→ **Task requirements**: Look through the entries and report how many lines include the word "from". Give the number alone.
────
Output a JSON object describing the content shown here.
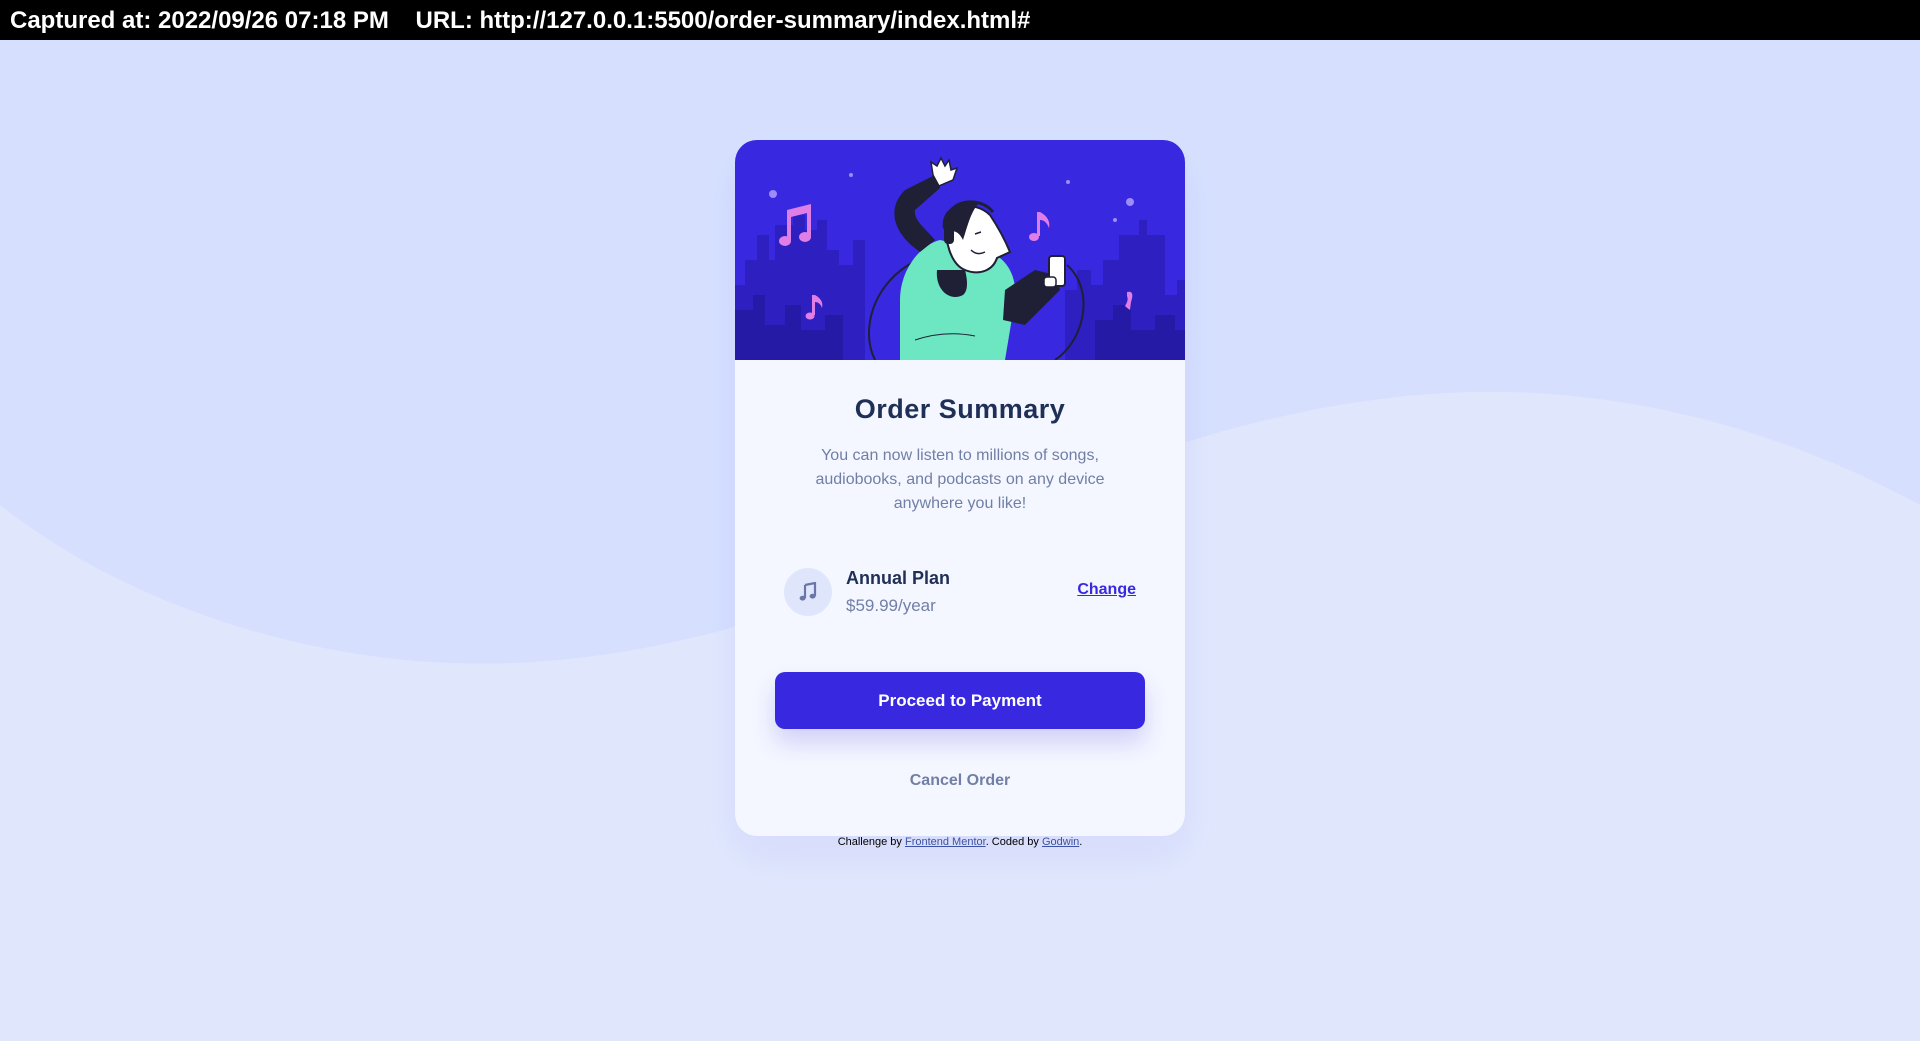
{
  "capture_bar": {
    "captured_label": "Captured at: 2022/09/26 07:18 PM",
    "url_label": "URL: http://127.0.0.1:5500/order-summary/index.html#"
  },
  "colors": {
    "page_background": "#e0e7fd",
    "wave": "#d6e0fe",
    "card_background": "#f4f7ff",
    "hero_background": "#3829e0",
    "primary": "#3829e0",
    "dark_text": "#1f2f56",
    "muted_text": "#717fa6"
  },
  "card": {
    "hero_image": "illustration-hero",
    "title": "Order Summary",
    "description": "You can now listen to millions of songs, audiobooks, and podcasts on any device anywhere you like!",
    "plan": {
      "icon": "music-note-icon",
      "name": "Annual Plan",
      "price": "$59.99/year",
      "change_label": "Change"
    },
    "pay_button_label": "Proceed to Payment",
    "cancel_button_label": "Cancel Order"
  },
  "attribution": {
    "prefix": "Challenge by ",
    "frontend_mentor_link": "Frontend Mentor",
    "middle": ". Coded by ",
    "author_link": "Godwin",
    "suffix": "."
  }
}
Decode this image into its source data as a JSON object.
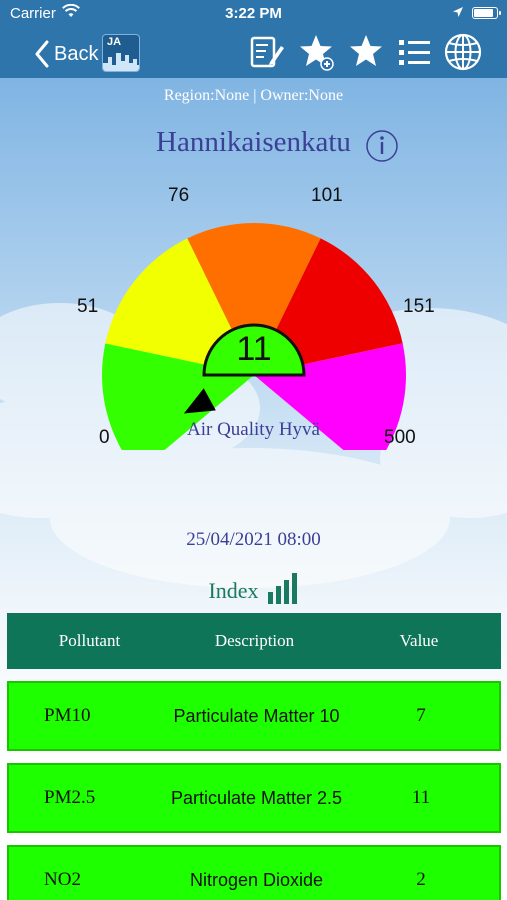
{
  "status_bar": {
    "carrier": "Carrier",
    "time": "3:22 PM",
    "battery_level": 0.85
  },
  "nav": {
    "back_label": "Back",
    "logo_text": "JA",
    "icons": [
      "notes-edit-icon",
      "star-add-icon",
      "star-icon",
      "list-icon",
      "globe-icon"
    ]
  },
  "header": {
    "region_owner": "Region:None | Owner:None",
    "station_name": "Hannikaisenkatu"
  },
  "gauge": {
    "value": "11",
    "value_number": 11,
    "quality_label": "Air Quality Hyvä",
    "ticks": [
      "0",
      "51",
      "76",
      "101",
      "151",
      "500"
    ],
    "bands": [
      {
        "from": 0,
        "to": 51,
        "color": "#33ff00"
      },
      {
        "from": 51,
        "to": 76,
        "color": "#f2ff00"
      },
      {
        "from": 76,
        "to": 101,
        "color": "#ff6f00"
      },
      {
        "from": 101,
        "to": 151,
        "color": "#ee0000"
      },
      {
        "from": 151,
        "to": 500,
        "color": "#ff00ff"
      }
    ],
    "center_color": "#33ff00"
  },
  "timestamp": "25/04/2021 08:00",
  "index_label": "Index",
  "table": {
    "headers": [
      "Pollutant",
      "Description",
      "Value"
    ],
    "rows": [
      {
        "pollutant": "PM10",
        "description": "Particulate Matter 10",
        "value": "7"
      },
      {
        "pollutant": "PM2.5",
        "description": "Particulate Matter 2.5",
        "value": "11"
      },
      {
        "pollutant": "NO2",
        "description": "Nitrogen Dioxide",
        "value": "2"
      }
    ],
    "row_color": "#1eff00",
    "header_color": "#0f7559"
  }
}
────
→ **Task output**: 5